▸ Data shown:
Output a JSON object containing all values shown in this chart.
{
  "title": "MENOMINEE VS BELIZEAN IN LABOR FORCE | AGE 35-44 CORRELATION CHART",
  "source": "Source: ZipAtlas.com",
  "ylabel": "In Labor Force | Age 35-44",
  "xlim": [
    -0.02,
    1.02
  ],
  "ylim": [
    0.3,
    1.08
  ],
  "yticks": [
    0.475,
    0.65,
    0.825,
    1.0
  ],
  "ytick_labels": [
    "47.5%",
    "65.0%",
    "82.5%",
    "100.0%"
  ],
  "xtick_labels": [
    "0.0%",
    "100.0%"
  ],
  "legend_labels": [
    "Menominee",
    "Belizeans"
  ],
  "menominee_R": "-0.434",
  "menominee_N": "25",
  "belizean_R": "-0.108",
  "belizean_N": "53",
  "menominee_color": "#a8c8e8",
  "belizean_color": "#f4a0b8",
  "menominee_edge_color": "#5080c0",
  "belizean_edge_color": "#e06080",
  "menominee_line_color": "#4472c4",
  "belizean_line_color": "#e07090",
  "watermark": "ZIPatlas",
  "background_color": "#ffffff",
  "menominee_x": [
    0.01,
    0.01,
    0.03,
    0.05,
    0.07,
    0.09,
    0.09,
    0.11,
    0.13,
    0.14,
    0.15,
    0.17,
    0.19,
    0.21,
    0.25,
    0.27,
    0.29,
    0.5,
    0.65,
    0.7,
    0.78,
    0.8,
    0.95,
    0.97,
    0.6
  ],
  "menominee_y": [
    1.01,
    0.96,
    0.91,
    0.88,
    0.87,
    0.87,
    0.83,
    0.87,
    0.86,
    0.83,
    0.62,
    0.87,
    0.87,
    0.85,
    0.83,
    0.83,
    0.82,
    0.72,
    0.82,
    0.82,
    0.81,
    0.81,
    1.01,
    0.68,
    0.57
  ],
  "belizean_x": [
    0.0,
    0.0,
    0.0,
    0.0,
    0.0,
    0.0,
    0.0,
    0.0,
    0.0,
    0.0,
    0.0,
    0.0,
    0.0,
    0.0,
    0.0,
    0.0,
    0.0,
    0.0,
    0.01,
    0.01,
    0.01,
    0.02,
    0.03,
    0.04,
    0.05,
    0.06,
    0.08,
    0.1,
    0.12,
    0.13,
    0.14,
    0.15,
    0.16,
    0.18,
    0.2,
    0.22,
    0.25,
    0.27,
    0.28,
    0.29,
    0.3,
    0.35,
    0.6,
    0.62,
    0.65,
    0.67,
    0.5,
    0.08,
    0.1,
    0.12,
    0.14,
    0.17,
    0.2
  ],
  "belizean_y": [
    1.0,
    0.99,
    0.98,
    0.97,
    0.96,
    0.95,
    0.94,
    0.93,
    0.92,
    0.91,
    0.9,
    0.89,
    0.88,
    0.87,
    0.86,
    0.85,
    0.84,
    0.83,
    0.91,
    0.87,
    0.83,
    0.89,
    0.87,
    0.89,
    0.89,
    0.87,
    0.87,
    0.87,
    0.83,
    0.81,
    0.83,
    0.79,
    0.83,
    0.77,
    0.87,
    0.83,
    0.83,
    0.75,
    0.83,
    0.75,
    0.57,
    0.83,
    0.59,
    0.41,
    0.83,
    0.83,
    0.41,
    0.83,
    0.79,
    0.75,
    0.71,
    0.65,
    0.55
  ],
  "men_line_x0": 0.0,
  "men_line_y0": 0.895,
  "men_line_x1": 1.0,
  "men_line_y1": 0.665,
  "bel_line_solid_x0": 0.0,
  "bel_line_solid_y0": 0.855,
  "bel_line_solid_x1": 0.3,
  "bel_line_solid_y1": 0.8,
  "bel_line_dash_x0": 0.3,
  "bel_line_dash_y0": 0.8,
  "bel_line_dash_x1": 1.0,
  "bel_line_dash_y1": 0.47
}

▸ Aim of the task:
Using the data above, repeat every line exactly.

▸ Exercise solution:
Output a JSON object containing all values shown in this chart.
{
  "title": "MENOMINEE VS BELIZEAN IN LABOR FORCE | AGE 35-44 CORRELATION CHART",
  "source": "Source: ZipAtlas.com",
  "ylabel": "In Labor Force | Age 35-44",
  "xlim": [
    -0.02,
    1.02
  ],
  "ylim": [
    0.3,
    1.08
  ],
  "yticks": [
    0.475,
    0.65,
    0.825,
    1.0
  ],
  "ytick_labels": [
    "47.5%",
    "65.0%",
    "82.5%",
    "100.0%"
  ],
  "xtick_labels": [
    "0.0%",
    "100.0%"
  ],
  "legend_labels": [
    "Menominee",
    "Belizeans"
  ],
  "menominee_R": "-0.434",
  "menominee_N": "25",
  "belizean_R": "-0.108",
  "belizean_N": "53",
  "menominee_color": "#a8c8e8",
  "belizean_color": "#f4a0b8",
  "menominee_edge_color": "#5080c0",
  "belizean_edge_color": "#e06080",
  "menominee_line_color": "#4472c4",
  "belizean_line_color": "#e07090",
  "watermark": "ZIPatlas",
  "background_color": "#ffffff",
  "menominee_x": [
    0.01,
    0.01,
    0.03,
    0.05,
    0.07,
    0.09,
    0.09,
    0.11,
    0.13,
    0.14,
    0.15,
    0.17,
    0.19,
    0.21,
    0.25,
    0.27,
    0.29,
    0.5,
    0.65,
    0.7,
    0.78,
    0.8,
    0.95,
    0.97,
    0.6
  ],
  "menominee_y": [
    1.01,
    0.96,
    0.91,
    0.88,
    0.87,
    0.87,
    0.83,
    0.87,
    0.86,
    0.83,
    0.62,
    0.87,
    0.87,
    0.85,
    0.83,
    0.83,
    0.82,
    0.72,
    0.82,
    0.82,
    0.81,
    0.81,
    1.01,
    0.68,
    0.57
  ],
  "belizean_x": [
    0.0,
    0.0,
    0.0,
    0.0,
    0.0,
    0.0,
    0.0,
    0.0,
    0.0,
    0.0,
    0.0,
    0.0,
    0.0,
    0.0,
    0.0,
    0.0,
    0.0,
    0.0,
    0.01,
    0.01,
    0.01,
    0.02,
    0.03,
    0.04,
    0.05,
    0.06,
    0.08,
    0.1,
    0.12,
    0.13,
    0.14,
    0.15,
    0.16,
    0.18,
    0.2,
    0.22,
    0.25,
    0.27,
    0.28,
    0.29,
    0.3,
    0.35,
    0.6,
    0.62,
    0.65,
    0.67,
    0.5,
    0.08,
    0.1,
    0.12,
    0.14,
    0.17,
    0.2
  ],
  "belizean_y": [
    1.0,
    0.99,
    0.98,
    0.97,
    0.96,
    0.95,
    0.94,
    0.93,
    0.92,
    0.91,
    0.9,
    0.89,
    0.88,
    0.87,
    0.86,
    0.85,
    0.84,
    0.83,
    0.91,
    0.87,
    0.83,
    0.89,
    0.87,
    0.89,
    0.89,
    0.87,
    0.87,
    0.87,
    0.83,
    0.81,
    0.83,
    0.79,
    0.83,
    0.77,
    0.87,
    0.83,
    0.83,
    0.75,
    0.83,
    0.75,
    0.57,
    0.83,
    0.59,
    0.41,
    0.83,
    0.83,
    0.41,
    0.83,
    0.79,
    0.75,
    0.71,
    0.65,
    0.55
  ],
  "men_line_x0": 0.0,
  "men_line_y0": 0.895,
  "men_line_x1": 1.0,
  "men_line_y1": 0.665,
  "bel_line_solid_x0": 0.0,
  "bel_line_solid_y0": 0.855,
  "bel_line_solid_x1": 0.3,
  "bel_line_solid_y1": 0.8,
  "bel_line_dash_x0": 0.3,
  "bel_line_dash_y0": 0.8,
  "bel_line_dash_x1": 1.0,
  "bel_line_dash_y1": 0.47
}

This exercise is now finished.